Work out how many lines in the data hold the word "values", and reply with that number only.

╭─ Record list

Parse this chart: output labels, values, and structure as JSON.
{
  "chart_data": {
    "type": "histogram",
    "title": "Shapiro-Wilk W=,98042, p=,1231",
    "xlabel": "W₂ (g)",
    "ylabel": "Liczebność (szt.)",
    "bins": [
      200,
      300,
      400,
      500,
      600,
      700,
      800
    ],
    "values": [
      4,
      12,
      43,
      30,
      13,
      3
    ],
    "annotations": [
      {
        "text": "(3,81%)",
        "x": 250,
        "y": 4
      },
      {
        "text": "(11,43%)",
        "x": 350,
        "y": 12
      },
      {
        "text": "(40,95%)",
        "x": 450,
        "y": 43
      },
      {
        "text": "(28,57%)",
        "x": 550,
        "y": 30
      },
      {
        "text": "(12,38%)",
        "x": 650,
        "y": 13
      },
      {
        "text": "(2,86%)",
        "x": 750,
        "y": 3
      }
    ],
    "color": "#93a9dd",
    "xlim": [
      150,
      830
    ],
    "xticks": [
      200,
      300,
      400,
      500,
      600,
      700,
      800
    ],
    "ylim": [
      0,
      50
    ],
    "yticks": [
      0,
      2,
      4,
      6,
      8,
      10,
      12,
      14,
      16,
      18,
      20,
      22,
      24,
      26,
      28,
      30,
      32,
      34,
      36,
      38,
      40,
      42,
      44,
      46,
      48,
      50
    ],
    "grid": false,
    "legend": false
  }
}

╰─

- **Final answer**
2